:: Input rows

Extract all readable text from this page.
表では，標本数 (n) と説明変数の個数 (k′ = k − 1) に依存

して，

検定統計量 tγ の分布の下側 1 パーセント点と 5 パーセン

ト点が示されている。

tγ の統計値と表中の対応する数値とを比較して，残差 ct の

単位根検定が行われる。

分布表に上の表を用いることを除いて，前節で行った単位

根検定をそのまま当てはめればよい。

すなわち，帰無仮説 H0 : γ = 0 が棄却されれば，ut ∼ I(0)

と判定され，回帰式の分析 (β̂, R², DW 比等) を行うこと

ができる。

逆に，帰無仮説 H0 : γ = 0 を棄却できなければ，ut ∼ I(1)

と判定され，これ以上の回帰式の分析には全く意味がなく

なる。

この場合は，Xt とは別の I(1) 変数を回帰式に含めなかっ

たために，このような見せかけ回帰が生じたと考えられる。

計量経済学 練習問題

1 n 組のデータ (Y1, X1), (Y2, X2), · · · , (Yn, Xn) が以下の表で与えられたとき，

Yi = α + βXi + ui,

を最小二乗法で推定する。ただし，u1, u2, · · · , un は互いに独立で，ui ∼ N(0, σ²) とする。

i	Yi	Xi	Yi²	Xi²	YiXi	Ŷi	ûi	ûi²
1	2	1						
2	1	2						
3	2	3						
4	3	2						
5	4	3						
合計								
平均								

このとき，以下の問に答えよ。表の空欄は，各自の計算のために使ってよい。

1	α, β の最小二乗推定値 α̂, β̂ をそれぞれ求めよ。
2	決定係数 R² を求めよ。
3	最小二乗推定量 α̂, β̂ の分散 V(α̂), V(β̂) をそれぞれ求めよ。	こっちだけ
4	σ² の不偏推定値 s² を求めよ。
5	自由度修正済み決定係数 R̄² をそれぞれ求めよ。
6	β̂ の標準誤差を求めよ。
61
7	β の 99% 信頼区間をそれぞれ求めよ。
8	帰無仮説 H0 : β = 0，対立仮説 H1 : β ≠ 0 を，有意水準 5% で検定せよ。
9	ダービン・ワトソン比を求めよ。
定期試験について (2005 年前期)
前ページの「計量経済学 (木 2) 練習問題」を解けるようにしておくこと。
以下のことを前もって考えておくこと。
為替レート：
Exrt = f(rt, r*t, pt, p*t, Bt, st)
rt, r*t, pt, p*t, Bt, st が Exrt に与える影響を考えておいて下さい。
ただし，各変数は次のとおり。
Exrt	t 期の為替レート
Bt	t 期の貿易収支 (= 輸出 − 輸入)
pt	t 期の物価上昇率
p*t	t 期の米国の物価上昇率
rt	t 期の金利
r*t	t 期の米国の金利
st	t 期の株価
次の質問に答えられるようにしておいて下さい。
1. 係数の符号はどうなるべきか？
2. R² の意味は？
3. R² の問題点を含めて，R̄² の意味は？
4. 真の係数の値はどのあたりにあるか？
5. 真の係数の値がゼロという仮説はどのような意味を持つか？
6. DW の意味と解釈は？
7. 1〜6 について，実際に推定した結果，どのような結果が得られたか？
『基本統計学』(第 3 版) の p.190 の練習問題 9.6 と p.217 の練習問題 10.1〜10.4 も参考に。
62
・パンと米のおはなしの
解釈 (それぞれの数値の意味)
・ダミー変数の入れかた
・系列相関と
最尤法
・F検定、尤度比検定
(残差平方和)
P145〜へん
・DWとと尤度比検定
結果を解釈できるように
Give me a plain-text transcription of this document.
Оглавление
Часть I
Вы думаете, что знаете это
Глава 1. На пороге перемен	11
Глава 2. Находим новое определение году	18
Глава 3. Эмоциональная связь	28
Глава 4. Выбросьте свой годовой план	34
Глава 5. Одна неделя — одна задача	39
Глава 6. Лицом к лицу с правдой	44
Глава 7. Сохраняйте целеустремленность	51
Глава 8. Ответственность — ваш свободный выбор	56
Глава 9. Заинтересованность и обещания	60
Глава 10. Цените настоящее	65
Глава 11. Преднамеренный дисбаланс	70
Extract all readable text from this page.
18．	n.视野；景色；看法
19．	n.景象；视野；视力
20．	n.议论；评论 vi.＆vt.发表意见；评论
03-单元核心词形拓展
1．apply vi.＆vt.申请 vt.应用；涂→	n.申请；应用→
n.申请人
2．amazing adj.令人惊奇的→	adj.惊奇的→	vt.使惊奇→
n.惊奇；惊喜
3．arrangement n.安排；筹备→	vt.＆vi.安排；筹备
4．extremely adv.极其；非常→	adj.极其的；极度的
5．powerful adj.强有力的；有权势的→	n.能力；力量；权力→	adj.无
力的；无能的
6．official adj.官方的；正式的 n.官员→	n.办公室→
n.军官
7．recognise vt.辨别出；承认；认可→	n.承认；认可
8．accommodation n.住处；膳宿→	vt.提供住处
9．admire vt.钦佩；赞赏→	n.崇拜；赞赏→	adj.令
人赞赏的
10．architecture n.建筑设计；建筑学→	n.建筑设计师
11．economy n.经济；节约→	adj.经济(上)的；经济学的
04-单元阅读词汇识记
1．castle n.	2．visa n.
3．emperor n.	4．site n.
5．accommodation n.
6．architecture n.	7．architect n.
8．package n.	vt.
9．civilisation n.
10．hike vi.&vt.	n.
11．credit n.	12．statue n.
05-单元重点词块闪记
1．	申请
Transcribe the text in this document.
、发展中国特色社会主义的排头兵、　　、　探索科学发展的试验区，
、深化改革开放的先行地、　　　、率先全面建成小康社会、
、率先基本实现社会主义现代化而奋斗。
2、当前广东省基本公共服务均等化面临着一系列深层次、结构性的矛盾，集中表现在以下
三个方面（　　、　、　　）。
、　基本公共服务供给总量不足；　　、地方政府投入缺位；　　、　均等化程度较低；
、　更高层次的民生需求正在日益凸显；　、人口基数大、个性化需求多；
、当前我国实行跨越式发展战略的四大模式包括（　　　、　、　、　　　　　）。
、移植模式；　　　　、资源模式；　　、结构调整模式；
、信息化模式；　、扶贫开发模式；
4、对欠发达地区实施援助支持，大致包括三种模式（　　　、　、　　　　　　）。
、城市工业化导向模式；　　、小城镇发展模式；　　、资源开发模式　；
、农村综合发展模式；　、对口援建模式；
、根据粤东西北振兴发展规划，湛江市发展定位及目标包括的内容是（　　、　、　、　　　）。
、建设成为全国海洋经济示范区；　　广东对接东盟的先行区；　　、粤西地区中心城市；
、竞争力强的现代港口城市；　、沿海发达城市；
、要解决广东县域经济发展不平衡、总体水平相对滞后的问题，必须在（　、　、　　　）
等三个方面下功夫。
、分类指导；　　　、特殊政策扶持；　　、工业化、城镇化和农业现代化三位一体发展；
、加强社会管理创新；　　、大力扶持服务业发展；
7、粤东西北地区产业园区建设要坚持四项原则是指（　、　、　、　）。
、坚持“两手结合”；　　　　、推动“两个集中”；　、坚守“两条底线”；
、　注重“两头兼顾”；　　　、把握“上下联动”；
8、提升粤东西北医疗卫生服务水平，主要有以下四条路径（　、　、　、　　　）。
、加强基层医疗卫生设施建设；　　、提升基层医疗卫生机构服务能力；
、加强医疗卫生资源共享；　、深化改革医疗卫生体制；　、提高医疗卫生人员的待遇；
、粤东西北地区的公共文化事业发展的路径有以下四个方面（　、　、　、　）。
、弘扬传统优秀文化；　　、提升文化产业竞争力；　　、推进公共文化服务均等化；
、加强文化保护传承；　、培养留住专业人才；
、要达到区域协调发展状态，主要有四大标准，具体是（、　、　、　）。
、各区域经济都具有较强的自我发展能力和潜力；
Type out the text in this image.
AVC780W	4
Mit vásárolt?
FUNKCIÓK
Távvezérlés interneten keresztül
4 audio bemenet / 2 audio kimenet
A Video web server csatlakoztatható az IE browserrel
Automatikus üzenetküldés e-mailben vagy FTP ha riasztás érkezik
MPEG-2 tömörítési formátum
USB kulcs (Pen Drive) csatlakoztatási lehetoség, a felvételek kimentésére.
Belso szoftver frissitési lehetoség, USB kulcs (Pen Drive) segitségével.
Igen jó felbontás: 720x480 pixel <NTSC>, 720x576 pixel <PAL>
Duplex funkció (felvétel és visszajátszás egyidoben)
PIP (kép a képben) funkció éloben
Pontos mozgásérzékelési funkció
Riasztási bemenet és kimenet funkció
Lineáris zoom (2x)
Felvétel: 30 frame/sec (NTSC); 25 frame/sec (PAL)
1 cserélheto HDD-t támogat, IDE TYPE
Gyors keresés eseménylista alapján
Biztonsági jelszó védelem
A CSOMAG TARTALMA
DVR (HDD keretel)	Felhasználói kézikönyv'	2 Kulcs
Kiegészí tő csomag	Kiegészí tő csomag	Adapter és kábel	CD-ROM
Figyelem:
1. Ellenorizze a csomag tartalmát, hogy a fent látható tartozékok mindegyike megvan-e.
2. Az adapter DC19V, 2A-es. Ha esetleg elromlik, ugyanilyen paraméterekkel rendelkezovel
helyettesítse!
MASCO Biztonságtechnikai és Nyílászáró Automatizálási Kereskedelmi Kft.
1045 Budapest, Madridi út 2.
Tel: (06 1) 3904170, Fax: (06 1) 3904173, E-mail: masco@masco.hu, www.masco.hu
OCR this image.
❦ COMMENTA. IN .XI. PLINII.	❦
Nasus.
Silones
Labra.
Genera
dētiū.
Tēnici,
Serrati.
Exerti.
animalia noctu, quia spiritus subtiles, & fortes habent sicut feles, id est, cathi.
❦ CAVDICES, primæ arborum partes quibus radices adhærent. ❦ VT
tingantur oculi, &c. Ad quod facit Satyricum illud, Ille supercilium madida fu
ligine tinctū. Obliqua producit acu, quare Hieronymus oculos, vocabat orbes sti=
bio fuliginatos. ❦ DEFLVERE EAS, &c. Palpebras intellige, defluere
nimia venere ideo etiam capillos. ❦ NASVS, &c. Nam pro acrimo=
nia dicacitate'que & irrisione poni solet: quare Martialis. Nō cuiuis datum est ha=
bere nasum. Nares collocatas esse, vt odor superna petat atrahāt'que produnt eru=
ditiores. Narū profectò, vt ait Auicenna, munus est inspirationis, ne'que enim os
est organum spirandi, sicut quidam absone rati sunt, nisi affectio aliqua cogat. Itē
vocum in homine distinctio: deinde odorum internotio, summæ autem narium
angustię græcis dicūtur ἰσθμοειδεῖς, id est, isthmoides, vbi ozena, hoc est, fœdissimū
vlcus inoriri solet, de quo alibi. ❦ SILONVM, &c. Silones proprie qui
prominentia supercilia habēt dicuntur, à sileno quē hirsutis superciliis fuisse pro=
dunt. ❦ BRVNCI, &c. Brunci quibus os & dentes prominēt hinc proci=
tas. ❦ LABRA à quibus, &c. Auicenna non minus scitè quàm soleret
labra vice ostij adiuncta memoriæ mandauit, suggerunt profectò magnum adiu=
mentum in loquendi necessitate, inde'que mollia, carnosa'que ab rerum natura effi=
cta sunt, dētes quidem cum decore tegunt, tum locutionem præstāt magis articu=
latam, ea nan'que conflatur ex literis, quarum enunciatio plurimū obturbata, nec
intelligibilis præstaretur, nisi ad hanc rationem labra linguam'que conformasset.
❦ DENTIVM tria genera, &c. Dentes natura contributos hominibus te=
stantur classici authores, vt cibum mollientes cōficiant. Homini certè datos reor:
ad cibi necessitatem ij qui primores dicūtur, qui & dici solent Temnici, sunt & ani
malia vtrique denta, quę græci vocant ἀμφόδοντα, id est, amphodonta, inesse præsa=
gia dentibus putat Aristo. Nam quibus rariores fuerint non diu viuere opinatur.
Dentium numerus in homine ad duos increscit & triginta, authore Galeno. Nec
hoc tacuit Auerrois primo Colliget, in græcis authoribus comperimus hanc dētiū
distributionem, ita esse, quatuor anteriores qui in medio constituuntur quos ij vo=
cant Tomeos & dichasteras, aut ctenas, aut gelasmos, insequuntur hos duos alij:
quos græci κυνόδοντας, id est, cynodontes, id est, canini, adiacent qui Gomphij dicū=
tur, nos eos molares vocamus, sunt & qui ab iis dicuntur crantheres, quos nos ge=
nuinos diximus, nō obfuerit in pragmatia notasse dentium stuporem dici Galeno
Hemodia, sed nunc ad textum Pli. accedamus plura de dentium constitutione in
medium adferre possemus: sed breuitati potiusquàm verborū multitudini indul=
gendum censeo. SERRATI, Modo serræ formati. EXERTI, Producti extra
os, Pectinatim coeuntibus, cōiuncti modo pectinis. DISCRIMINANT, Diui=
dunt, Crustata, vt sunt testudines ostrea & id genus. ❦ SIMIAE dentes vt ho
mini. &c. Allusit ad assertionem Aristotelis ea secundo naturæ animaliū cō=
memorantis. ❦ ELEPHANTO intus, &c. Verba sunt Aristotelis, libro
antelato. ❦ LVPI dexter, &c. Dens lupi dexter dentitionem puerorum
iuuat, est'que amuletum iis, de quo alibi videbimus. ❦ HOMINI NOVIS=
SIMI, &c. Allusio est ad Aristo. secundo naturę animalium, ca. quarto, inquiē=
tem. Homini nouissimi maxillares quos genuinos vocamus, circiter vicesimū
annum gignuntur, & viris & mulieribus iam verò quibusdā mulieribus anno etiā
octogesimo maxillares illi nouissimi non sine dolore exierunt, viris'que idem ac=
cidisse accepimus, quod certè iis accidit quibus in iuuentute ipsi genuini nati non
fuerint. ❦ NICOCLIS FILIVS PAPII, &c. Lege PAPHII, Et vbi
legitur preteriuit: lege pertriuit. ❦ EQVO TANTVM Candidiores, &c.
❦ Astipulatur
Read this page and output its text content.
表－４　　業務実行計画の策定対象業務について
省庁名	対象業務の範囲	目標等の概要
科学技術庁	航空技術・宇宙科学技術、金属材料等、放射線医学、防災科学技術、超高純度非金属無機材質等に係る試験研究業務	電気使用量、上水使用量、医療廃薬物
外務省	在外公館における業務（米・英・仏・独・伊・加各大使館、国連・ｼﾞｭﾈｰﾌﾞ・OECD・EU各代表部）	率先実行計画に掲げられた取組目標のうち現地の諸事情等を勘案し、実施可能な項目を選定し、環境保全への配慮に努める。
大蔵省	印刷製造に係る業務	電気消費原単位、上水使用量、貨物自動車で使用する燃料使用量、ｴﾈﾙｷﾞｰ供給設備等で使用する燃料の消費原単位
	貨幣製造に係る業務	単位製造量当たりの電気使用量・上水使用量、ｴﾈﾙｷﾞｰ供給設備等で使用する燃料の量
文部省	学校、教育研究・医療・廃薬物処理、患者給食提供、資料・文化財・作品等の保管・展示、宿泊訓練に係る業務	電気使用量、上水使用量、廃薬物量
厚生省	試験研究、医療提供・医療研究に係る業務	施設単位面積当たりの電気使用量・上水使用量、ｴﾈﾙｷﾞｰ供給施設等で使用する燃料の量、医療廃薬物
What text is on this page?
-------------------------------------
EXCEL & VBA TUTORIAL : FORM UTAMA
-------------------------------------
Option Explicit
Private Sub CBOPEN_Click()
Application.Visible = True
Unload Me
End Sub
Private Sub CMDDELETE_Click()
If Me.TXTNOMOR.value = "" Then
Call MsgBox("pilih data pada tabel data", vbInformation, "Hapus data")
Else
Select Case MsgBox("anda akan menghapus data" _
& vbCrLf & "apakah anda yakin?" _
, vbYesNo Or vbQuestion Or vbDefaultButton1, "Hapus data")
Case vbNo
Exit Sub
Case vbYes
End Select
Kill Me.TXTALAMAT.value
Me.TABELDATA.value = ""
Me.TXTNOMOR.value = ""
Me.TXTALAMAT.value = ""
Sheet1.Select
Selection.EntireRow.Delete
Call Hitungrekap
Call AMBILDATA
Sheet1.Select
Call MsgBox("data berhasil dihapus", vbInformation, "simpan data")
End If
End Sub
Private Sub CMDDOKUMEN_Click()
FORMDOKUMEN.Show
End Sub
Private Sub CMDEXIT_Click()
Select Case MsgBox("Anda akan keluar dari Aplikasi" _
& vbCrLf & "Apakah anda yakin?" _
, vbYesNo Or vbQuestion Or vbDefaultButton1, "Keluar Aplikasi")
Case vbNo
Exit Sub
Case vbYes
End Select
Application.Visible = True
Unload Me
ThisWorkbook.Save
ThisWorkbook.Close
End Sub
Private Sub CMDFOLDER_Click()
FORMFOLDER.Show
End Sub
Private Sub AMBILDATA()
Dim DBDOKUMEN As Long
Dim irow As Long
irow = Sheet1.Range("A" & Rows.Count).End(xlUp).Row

::::

Give the number of lines containing the word "上水使用量". No other answer is needed.

Solution to this task
5